Input rows:
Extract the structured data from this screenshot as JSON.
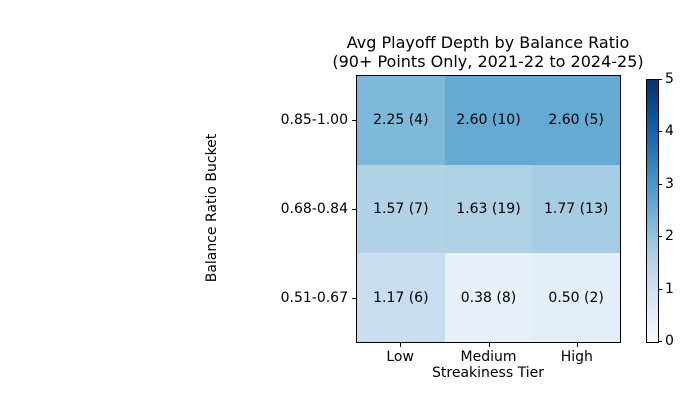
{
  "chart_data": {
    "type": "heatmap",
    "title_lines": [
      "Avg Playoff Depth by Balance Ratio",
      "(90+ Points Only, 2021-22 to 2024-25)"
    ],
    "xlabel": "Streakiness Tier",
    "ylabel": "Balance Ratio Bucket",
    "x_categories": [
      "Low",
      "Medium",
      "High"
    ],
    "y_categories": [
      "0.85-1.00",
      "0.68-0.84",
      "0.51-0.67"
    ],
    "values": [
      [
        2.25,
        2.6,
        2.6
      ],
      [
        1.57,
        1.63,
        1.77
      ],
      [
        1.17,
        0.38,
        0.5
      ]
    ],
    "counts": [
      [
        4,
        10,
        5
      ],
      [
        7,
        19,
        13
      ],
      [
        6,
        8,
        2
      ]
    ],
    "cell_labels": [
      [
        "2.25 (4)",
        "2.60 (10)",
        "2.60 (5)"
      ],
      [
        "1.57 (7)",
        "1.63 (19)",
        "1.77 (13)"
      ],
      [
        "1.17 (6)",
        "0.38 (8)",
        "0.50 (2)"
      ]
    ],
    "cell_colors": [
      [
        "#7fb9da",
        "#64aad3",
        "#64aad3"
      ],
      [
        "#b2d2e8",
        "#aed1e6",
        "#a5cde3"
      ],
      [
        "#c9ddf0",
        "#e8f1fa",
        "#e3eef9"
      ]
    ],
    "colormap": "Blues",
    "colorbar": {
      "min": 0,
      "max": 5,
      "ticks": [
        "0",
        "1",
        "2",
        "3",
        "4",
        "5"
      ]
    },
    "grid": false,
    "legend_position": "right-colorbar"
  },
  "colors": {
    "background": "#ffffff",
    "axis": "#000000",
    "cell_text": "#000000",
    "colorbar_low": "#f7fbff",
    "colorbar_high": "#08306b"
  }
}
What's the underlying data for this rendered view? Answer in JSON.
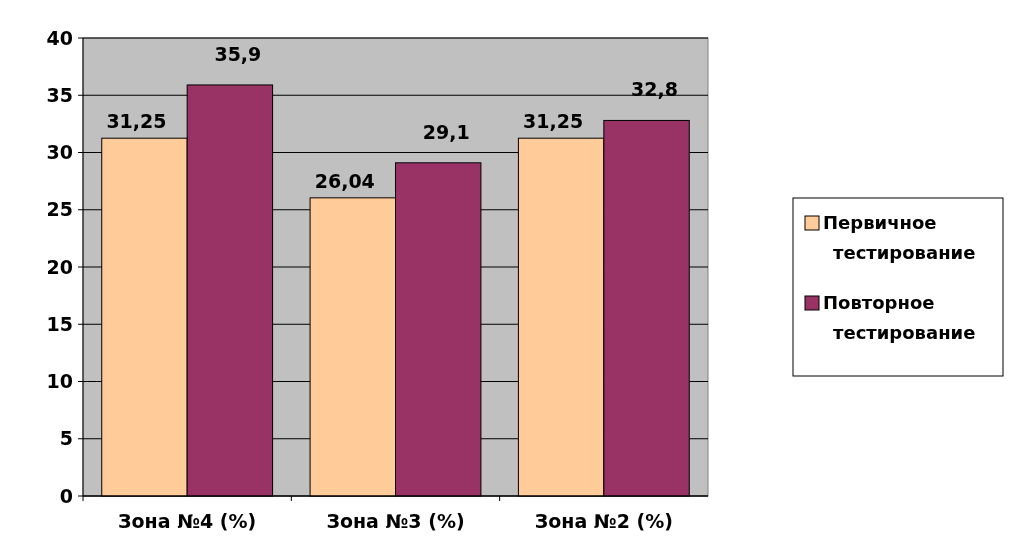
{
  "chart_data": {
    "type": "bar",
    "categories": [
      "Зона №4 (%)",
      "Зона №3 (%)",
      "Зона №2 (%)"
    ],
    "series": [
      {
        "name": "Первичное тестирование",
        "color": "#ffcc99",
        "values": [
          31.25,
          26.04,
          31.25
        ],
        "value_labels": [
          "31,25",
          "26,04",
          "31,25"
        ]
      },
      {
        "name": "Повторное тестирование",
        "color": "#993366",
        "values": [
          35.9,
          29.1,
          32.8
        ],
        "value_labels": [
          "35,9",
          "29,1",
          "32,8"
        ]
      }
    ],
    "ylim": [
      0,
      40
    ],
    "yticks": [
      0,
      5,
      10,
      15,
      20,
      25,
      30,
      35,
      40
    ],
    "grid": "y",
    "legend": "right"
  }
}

Task description: Write out every entry again word for word, without any of the pictures.

Solved exercise:
Extract the structured data from this screenshot as JSON.
{
  "chart_data": {
    "type": "heatmap",
    "title_lines": [
      "Avg Playoff Depth by Balance Ratio",
      "(90+ Points Only, 2021-22 to 2024-25)"
    ],
    "xlabel": "Streakiness Tier",
    "ylabel": "Balance Ratio Bucket",
    "x_categories": [
      "Low",
      "Medium",
      "High"
    ],
    "y_categories": [
      "0.85-1.00",
      "0.68-0.84",
      "0.51-0.67"
    ],
    "values": [
      [
        2.25,
        2.6,
        2.6
      ],
      [
        1.57,
        1.63,
        1.77
      ],
      [
        1.17,
        0.38,
        0.5
      ]
    ],
    "counts": [
      [
        4,
        10,
        5
      ],
      [
        7,
        19,
        13
      ],
      [
        6,
        8,
        2
      ]
    ],
    "cell_labels": [
      [
        "2.25 (4)",
        "2.60 (10)",
        "2.60 (5)"
      ],
      [
        "1.57 (7)",
        "1.63 (19)",
        "1.77 (13)"
      ],
      [
        "1.17 (6)",
        "0.38 (8)",
        "0.50 (2)"
      ]
    ],
    "cell_colors": [
      [
        "#7fb9da",
        "#64aad3",
        "#64aad3"
      ],
      [
        "#b2d2e8",
        "#aed1e6",
        "#a5cde3"
      ],
      [
        "#c9ddf0",
        "#e8f1fa",
        "#e3eef9"
      ]
    ],
    "colormap": "Blues",
    "colorbar": {
      "min": 0,
      "max": 5,
      "ticks": [
        "0",
        "1",
        "2",
        "3",
        "4",
        "5"
      ]
    },
    "grid": false,
    "legend_position": "right-colorbar"
  },
  "colors": {
    "background": "#ffffff",
    "axis": "#000000",
    "cell_text": "#000000",
    "colorbar_low": "#f7fbff",
    "colorbar_high": "#08306b"
  }
}
What's the underlying data for this rendered view? Answer in JSON.
{
  "chart_data": {
    "type": "bar",
    "categories": [
      "Зона №4 (%)",
      "Зона №3 (%)",
      "Зона №2 (%)"
    ],
    "series": [
      {
        "name": "Первичное тестирование",
        "color": "#ffcc99",
        "values": [
          31.25,
          26.04,
          31.25
        ],
        "value_labels": [
          "31,25",
          "26,04",
          "31,25"
        ]
      },
      {
        "name": "Повторное тестирование",
        "color": "#993366",
        "values": [
          35.9,
          29.1,
          32.8
        ],
        "value_labels": [
          "35,9",
          "29,1",
          "32,8"
        ]
      }
    ],
    "ylim": [
      0,
      40
    ],
    "yticks": [
      0,
      5,
      10,
      15,
      20,
      25,
      30,
      35,
      40
    ],
    "grid": "y",
    "legend": "right"
  }
}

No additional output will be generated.